**WHAT IS ASKED**
Determine the number of lines that have the string "page" in them, and give only that number.

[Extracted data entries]
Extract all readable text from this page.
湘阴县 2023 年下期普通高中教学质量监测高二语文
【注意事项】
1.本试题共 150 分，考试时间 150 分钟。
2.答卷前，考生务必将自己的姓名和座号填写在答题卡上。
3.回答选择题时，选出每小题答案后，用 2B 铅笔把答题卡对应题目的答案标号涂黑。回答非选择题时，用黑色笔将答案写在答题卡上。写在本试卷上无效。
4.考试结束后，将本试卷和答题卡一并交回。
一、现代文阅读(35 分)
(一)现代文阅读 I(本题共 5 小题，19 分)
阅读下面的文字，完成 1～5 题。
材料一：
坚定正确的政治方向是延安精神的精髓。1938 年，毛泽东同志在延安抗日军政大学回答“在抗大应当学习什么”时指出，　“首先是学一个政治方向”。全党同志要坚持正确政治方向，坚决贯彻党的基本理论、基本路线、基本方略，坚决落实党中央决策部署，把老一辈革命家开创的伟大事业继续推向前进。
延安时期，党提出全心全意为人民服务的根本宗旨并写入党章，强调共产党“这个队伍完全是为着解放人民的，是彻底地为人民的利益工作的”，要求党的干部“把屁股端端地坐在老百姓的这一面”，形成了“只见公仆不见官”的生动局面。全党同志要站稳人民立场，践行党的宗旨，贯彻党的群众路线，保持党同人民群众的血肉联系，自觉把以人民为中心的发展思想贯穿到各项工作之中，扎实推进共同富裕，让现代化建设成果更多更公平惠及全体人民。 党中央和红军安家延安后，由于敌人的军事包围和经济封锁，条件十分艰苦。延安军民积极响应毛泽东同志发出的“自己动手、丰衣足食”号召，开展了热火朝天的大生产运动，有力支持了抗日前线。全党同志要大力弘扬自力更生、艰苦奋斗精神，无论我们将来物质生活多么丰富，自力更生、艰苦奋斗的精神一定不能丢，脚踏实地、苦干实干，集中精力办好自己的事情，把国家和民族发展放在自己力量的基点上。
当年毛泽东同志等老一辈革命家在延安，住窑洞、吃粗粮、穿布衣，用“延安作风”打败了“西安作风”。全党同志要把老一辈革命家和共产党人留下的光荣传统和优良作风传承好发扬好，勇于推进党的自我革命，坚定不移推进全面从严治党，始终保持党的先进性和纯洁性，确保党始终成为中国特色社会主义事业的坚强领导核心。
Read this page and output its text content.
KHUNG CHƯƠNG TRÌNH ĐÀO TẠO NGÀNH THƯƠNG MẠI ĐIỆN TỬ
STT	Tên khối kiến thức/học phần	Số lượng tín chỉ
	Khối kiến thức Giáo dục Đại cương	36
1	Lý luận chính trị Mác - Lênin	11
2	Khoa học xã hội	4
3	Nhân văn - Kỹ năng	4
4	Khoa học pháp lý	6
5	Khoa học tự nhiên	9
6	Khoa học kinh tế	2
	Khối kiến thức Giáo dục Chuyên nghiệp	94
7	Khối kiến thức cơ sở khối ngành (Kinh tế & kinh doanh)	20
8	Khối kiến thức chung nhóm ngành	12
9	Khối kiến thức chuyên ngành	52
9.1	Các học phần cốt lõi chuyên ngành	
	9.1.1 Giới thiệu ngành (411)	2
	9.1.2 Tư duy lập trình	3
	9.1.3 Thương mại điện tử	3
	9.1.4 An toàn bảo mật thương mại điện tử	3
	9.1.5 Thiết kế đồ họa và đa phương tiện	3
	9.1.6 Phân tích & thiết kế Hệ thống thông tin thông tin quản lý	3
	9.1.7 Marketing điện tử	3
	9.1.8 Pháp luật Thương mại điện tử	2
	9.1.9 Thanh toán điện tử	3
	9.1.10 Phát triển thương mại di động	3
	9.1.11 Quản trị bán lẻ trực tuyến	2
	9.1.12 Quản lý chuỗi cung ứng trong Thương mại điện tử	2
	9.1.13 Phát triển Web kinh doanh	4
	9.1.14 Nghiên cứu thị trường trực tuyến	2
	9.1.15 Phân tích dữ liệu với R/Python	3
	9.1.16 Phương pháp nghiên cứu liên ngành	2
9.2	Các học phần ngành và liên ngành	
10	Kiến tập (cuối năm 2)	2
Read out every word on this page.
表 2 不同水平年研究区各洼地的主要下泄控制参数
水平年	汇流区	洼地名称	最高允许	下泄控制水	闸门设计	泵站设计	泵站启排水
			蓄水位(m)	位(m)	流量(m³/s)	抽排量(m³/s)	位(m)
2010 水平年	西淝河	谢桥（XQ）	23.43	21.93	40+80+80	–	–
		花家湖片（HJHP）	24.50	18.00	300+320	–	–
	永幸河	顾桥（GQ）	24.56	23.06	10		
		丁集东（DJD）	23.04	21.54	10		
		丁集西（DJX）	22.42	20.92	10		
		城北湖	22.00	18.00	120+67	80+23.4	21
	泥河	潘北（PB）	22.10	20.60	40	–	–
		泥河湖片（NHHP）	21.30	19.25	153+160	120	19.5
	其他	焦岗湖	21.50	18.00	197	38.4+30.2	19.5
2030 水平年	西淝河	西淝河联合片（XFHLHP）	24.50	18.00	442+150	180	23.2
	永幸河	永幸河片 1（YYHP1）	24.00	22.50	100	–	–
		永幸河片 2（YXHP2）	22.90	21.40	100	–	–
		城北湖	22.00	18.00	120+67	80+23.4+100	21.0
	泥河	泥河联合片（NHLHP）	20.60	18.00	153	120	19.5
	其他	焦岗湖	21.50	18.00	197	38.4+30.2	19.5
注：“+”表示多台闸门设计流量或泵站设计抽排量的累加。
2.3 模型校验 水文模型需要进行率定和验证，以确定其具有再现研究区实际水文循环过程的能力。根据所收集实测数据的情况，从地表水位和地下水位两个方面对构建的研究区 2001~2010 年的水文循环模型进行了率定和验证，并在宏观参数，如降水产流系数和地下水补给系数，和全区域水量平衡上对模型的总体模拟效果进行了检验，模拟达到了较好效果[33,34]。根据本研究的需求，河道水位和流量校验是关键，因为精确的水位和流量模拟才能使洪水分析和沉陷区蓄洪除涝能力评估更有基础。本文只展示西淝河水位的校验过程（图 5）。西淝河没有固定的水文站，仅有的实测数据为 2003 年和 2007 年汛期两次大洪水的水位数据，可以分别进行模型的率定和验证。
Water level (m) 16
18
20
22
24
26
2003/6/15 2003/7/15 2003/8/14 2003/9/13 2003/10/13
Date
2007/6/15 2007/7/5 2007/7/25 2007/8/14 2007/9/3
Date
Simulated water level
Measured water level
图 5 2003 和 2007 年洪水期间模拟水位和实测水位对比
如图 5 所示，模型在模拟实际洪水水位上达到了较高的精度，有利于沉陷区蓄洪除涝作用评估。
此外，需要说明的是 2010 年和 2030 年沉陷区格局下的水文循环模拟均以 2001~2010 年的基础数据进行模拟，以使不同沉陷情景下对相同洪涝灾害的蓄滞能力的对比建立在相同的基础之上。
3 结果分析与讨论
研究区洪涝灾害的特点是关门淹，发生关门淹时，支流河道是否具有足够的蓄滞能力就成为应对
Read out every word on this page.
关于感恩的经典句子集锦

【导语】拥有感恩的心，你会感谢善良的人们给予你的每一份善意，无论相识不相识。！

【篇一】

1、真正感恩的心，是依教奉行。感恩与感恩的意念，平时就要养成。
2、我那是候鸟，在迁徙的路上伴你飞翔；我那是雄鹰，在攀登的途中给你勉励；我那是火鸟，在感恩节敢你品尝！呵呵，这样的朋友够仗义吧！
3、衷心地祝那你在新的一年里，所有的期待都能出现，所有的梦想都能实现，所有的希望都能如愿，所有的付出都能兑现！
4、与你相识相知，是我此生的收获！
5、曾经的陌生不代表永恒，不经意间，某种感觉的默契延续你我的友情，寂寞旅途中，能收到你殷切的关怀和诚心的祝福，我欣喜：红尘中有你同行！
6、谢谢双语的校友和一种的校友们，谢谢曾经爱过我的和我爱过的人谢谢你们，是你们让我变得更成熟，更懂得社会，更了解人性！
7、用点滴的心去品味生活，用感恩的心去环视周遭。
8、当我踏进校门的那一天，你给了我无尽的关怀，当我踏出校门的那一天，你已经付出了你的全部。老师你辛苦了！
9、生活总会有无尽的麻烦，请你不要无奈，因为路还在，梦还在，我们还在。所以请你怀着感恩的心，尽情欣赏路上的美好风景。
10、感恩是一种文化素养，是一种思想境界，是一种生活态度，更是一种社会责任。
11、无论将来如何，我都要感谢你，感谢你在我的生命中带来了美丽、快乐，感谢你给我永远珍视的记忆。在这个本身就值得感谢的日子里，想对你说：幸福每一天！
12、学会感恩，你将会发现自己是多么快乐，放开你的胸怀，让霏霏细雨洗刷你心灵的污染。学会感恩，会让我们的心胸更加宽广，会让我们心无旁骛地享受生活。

**EXERCISE SOLUTION**
4